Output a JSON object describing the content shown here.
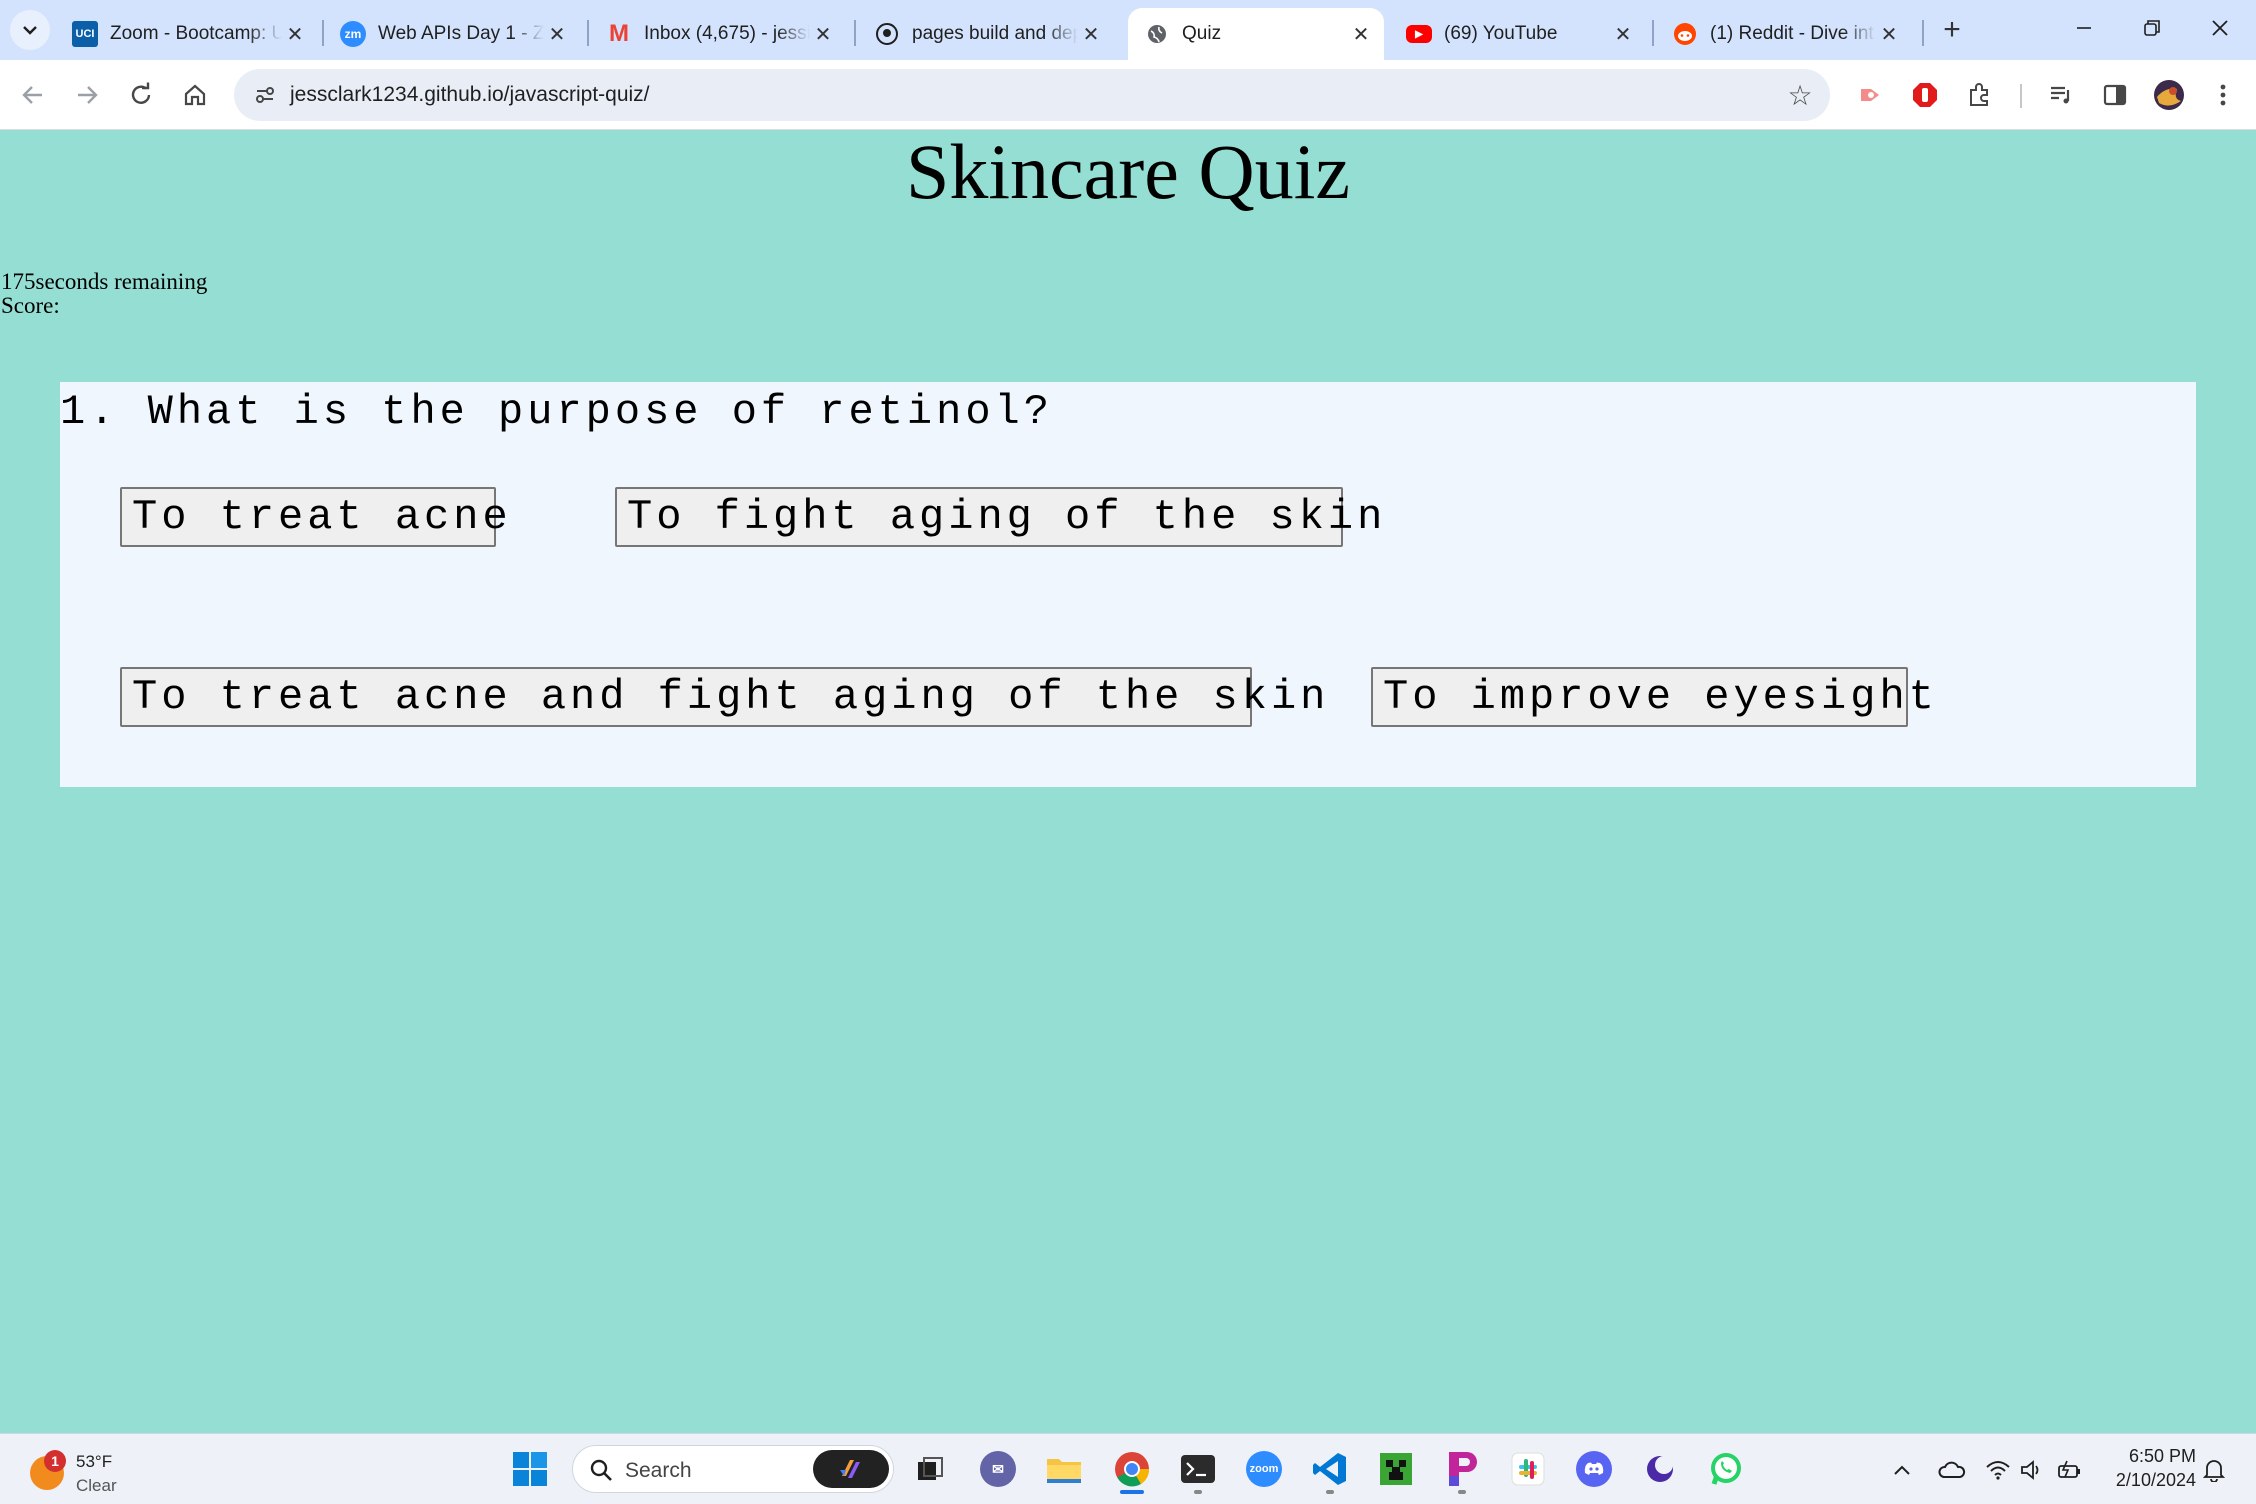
{
  "browser": {
    "tabs": [
      {
        "title": "Zoom - Bootcamp: U",
        "favicon": "uci-icon",
        "favicon_text": "UCI",
        "favicon_color": "#0b5ea8"
      },
      {
        "title": "Web APIs Day 1 - Zo",
        "favicon": "zoom-icon",
        "favicon_text": "zm",
        "favicon_color": "#2d8cff"
      },
      {
        "title": "Inbox (4,675) - jessic",
        "favicon": "gmail-icon",
        "favicon_text": "M",
        "favicon_color": "#ea4335"
      },
      {
        "title": "pages build and dep",
        "favicon": "github-icon",
        "favicon_text": "",
        "favicon_color": "#1f1f1f"
      },
      {
        "title": "Quiz",
        "favicon": "globe-icon",
        "favicon_text": "",
        "favicon_color": "#5f6368",
        "active": true
      },
      {
        "title": "(69) YouTube",
        "favicon": "youtube-icon",
        "favicon_text": "▶",
        "favicon_color": "#ff0000"
      },
      {
        "title": "(1) Reddit - Dive int",
        "favicon": "reddit-icon",
        "favicon_text": "",
        "favicon_color": "#ff4500"
      }
    ],
    "url": "jessclark1234.github.io/javascript-quiz/"
  },
  "quiz": {
    "heading": "Skincare Quiz",
    "timer_text": "175seconds remaining",
    "score_label": "Score:",
    "question": "1. What is the purpose of retinol?",
    "answers": [
      "To treat acne",
      "To fight aging of the skin",
      "To treat acne and fight aging of the skin",
      "To improve eyesight"
    ]
  },
  "taskbar": {
    "weather": {
      "temp": "53°F",
      "condition": "Clear",
      "badge": "1"
    },
    "search_placeholder": "Search",
    "clock_time": "6:50 PM",
    "clock_date": "2/10/2024"
  },
  "colors": {
    "page_bg": "#95ded3",
    "card_bg": "#eff6fd",
    "button_bg": "#efefef",
    "tabstrip_bg": "#d3e3fd"
  }
}
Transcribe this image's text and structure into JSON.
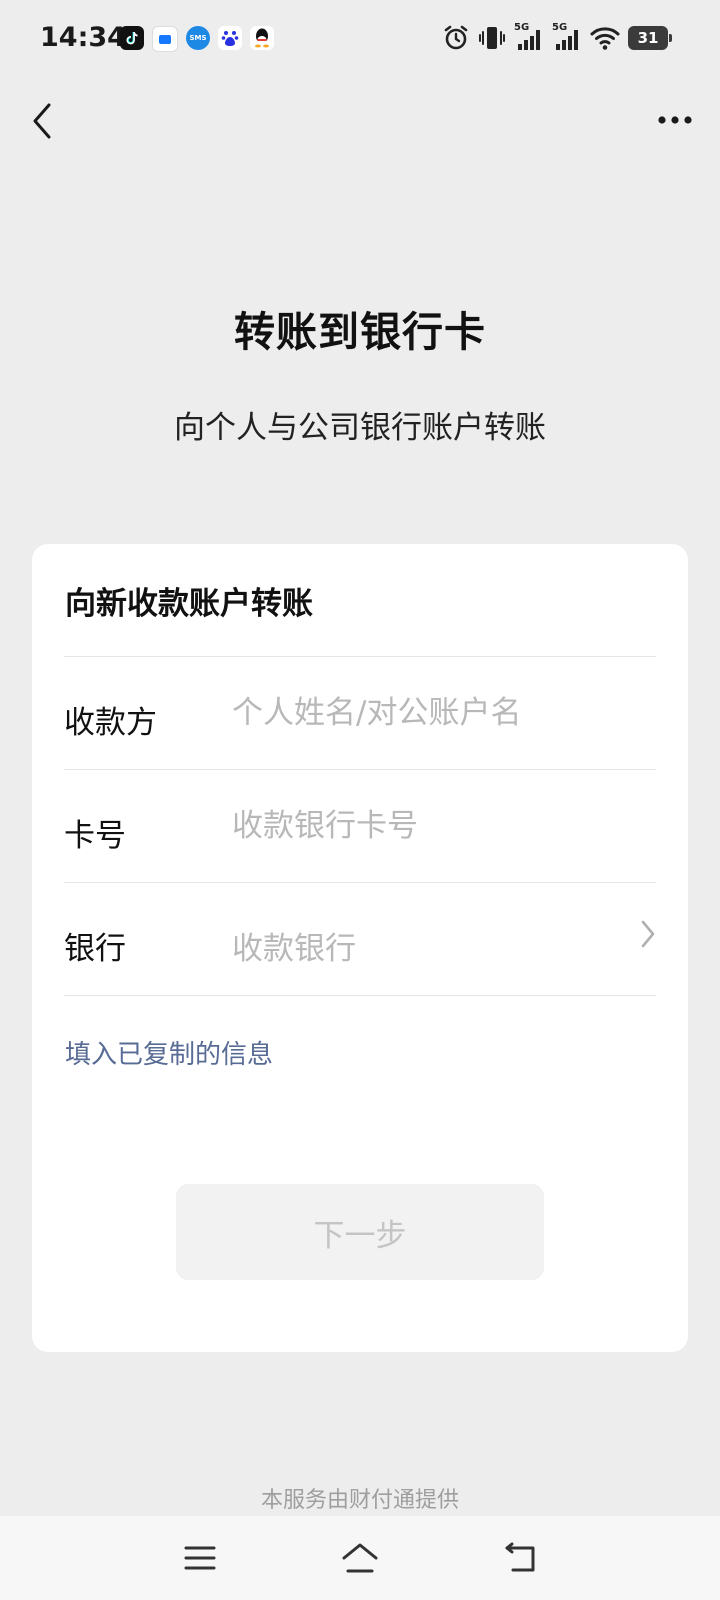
{
  "status_bar": {
    "time": "14:34",
    "notification_icons": [
      "tiktok-icon",
      "message-icon",
      "sms-icon",
      "baidu-icon",
      "qq-icon"
    ],
    "sms_label": "SMS",
    "network_label_1": "5G",
    "network_label_2": "5G",
    "battery_level": "31"
  },
  "header": {
    "back_icon": "chevron-left-icon",
    "more_icon": "more-dots-icon"
  },
  "title": "转账到银行卡",
  "subtitle": "向个人与公司银行账户转账",
  "form": {
    "section_title": "向新收款账户转账",
    "payee": {
      "label": "收款方",
      "placeholder": "个人姓名/对公账户名",
      "value": ""
    },
    "card_number": {
      "label": "卡号",
      "placeholder": "收款银行卡号",
      "value": ""
    },
    "bank": {
      "label": "银行",
      "placeholder": "收款银行"
    },
    "paste_link": "填入已复制的信息",
    "next_button": "下一步"
  },
  "footer": {
    "service_note": "本服务由财付通提供"
  },
  "colors": {
    "background": "#ededed",
    "card": "#ffffff",
    "link": "#576b95",
    "placeholder": "#b8b8b8",
    "button_disabled_bg": "#f2f2f2",
    "button_disabled_text": "#c4c4c4"
  }
}
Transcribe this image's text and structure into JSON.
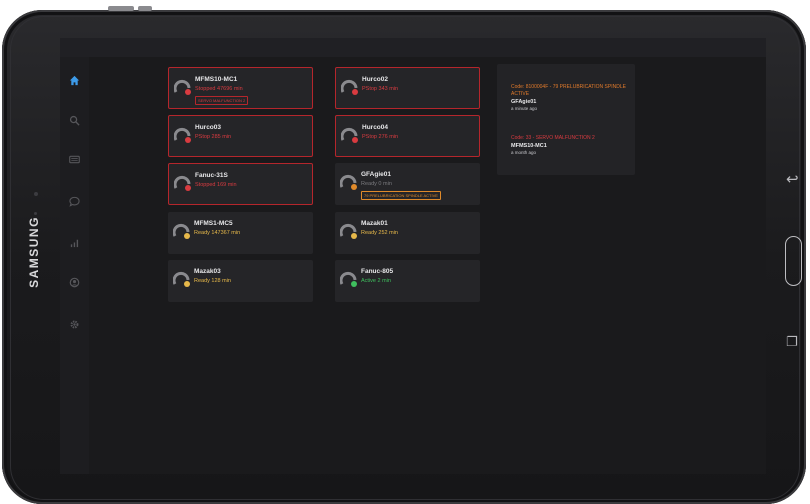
{
  "device": {
    "brand": "SAMSUNG"
  },
  "sidebar": {
    "items": [
      {
        "name": "home",
        "icon": "home-icon",
        "color": "#3d9be9",
        "active": true
      },
      {
        "name": "search",
        "icon": "search-icon",
        "color": "#56565a"
      },
      {
        "name": "machines",
        "icon": "keyboard-icon",
        "color": "#56565a"
      },
      {
        "name": "messages",
        "icon": "chat-icon",
        "color": "#56565a"
      },
      {
        "name": "analytics",
        "icon": "bar-chart-icon",
        "color": "#56565a"
      },
      {
        "name": "account",
        "icon": "user-icon",
        "color": "#56565a"
      },
      {
        "name": "settings",
        "icon": "gear-icon",
        "color": "#56565a"
      }
    ]
  },
  "machines": [
    {
      "name": "MFMS10-MC1",
      "status": "Stopped 47696 min",
      "state": "stopped",
      "alarm": true,
      "tag": "SERVO MALFUNCTION 2"
    },
    {
      "name": "Hurco02",
      "status": "PStop 343 min",
      "state": "pstop",
      "alarm": true
    },
    {
      "name": "Hurco03",
      "status": "PStop 285 min",
      "state": "pstop",
      "alarm": true
    },
    {
      "name": "Hurco04",
      "status": "PStop 276 min",
      "state": "pstop",
      "alarm": true
    },
    {
      "name": "Fanuc-31S",
      "status": "Stopped 169 min",
      "state": "stopped",
      "alarm": true
    },
    {
      "name": "GFAgie01",
      "status": "Ready 0 min",
      "state": "ready-dim",
      "alarm": false,
      "tag": "79 PRELUBRICATION SPINDLE ACTIVE"
    },
    {
      "name": "MFMS1-MC5",
      "status": "Ready 147367 min",
      "state": "ready",
      "alarm": false
    },
    {
      "name": "Mazak01",
      "status": "Ready 252 min",
      "state": "ready",
      "alarm": false
    },
    {
      "name": "Mazak03",
      "status": "Ready 128 min",
      "state": "ready",
      "alarm": false
    },
    {
      "name": "Fanuc-805",
      "status": "Active 2 min",
      "state": "active",
      "alarm": false
    }
  ],
  "alerts": [
    {
      "code": "Code: 8100004F - 79 PRELUBRICATION SPINDLE ACTIVE",
      "machine": "GFAgie01",
      "time": "a minute ago",
      "color": "#e07a2b"
    },
    {
      "code": "Code: 33 - SERVO MALFUNCTION 2",
      "machine": "MFMS10-MC1",
      "time": "a month ago",
      "color": "#d93b40"
    }
  ],
  "colors": {
    "alarm_border": "#b5262c",
    "stopped": "#d93b40",
    "ready": "#e6b84a",
    "active": "#3fbf5e",
    "accent": "#3d9be9"
  }
}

══════════

▶ [Given problem]: Reproduce the whole listing above word for word, but not its pictures.

▶ [Solution to this problem]:
Output a JSON object describing the content shown here.
{
  "browser": {
    "tabs": [
      {
        "title": "Zoom - Bootcamp: U",
        "favicon": "uci-icon",
        "favicon_text": "UCI",
        "favicon_color": "#0b5ea8"
      },
      {
        "title": "Web APIs Day 1 - Zo",
        "favicon": "zoom-icon",
        "favicon_text": "zm",
        "favicon_color": "#2d8cff"
      },
      {
        "title": "Inbox (4,675) - jessic",
        "favicon": "gmail-icon",
        "favicon_text": "M",
        "favicon_color": "#ea4335"
      },
      {
        "title": "pages build and dep",
        "favicon": "github-icon",
        "favicon_text": "",
        "favicon_color": "#1f1f1f"
      },
      {
        "title": "Quiz",
        "favicon": "globe-icon",
        "favicon_text": "",
        "favicon_color": "#5f6368",
        "active": true
      },
      {
        "title": "(69) YouTube",
        "favicon": "youtube-icon",
        "favicon_text": "▶",
        "favicon_color": "#ff0000"
      },
      {
        "title": "(1) Reddit - Dive int",
        "favicon": "reddit-icon",
        "favicon_text": "",
        "favicon_color": "#ff4500"
      }
    ],
    "url": "jessclark1234.github.io/javascript-quiz/"
  },
  "quiz": {
    "heading": "Skincare Quiz",
    "timer_text": "175seconds remaining",
    "score_label": "Score:",
    "question": "1. What is the purpose of retinol?",
    "answers": [
      "To treat acne",
      "To fight aging of the skin",
      "To treat acne and fight aging of the skin",
      "To improve eyesight"
    ]
  },
  "taskbar": {
    "weather": {
      "temp": "53°F",
      "condition": "Clear",
      "badge": "1"
    },
    "search_placeholder": "Search",
    "clock_time": "6:50 PM",
    "clock_date": "2/10/2024"
  },
  "colors": {
    "page_bg": "#95ded3",
    "card_bg": "#eff6fd",
    "button_bg": "#efefef",
    "tabstrip_bg": "#d3e3fd"
  }
}
Transcribe this image's text and structure into JSON.
{
  "status_bar": {
    "time": "14:34",
    "notification_icons": [
      "tiktok-icon",
      "message-icon",
      "sms-icon",
      "baidu-icon",
      "qq-icon"
    ],
    "sms_label": "SMS",
    "network_label_1": "5G",
    "network_label_2": "5G",
    "battery_level": "31"
  },
  "header": {
    "back_icon": "chevron-left-icon",
    "more_icon": "more-dots-icon"
  },
  "title": "转账到银行卡",
  "subtitle": "向个人与公司银行账户转账",
  "form": {
    "section_title": "向新收款账户转账",
    "payee": {
      "label": "收款方",
      "placeholder": "个人姓名/对公账户名",
      "value": ""
    },
    "card_number": {
      "label": "卡号",
      "placeholder": "收款银行卡号",
      "value": ""
    },
    "bank": {
      "label": "银行",
      "placeholder": "收款银行"
    },
    "paste_link": "填入已复制的信息",
    "next_button": "下一步"
  },
  "footer": {
    "service_note": "本服务由财付通提供"
  },
  "colors": {
    "background": "#ededed",
    "card": "#ffffff",
    "link": "#576b95",
    "placeholder": "#b8b8b8",
    "button_disabled_bg": "#f2f2f2",
    "button_disabled_text": "#c4c4c4"
  }
}
Transcribe this image's text and structure into JSON.
{
  "device": {
    "brand": "SAMSUNG"
  },
  "sidebar": {
    "items": [
      {
        "name": "home",
        "icon": "home-icon",
        "color": "#3d9be9",
        "active": true
      },
      {
        "name": "search",
        "icon": "search-icon",
        "color": "#56565a"
      },
      {
        "name": "machines",
        "icon": "keyboard-icon",
        "color": "#56565a"
      },
      {
        "name": "messages",
        "icon": "chat-icon",
        "color": "#56565a"
      },
      {
        "name": "analytics",
        "icon": "bar-chart-icon",
        "color": "#56565a"
      },
      {
        "name": "account",
        "icon": "user-icon",
        "color": "#56565a"
      },
      {
        "name": "settings",
        "icon": "gear-icon",
        "color": "#56565a"
      }
    ]
  },
  "machines": [
    {
      "name": "MFMS10-MC1",
      "status": "Stopped 47696 min",
      "state": "stopped",
      "alarm": true,
      "tag": "SERVO MALFUNCTION 2"
    },
    {
      "name": "Hurco02",
      "status": "PStop 343 min",
      "state": "pstop",
      "alarm": true
    },
    {
      "name": "Hurco03",
      "status": "PStop 285 min",
      "state": "pstop",
      "alarm": true
    },
    {
      "name": "Hurco04",
      "status": "PStop 276 min",
      "state": "pstop",
      "alarm": true
    },
    {
      "name": "Fanuc-31S",
      "status": "Stopped 169 min",
      "state": "stopped",
      "alarm": true
    },
    {
      "name": "GFAgie01",
      "status": "Ready 0 min",
      "state": "ready-dim",
      "alarm": false,
      "tag": "79 PRELUBRICATION SPINDLE ACTIVE"
    },
    {
      "name": "MFMS1-MC5",
      "status": "Ready 147367 min",
      "state": "ready",
      "alarm": false
    },
    {
      "name": "Mazak01",
      "status": "Ready 252 min",
      "state": "ready",
      "alarm": false
    },
    {
      "name": "Mazak03",
      "status": "Ready 128 min",
      "state": "ready",
      "alarm": false
    },
    {
      "name": "Fanuc-805",
      "status": "Active 2 min",
      "state": "active",
      "alarm": false
    }
  ],
  "alerts": [
    {
      "code": "Code: 8100004F - 79 PRELUBRICATION SPINDLE ACTIVE",
      "machine": "GFAgie01",
      "time": "a minute ago",
      "color": "#e07a2b"
    },
    {
      "code": "Code: 33 - SERVO MALFUNCTION 2",
      "machine": "MFMS10-MC1",
      "time": "a month ago",
      "color": "#d93b40"
    }
  ],
  "colors": {
    "alarm_border": "#b5262c",
    "stopped": "#d93b40",
    "ready": "#e6b84a",
    "active": "#3fbf5e",
    "accent": "#3d9be9"
  }
}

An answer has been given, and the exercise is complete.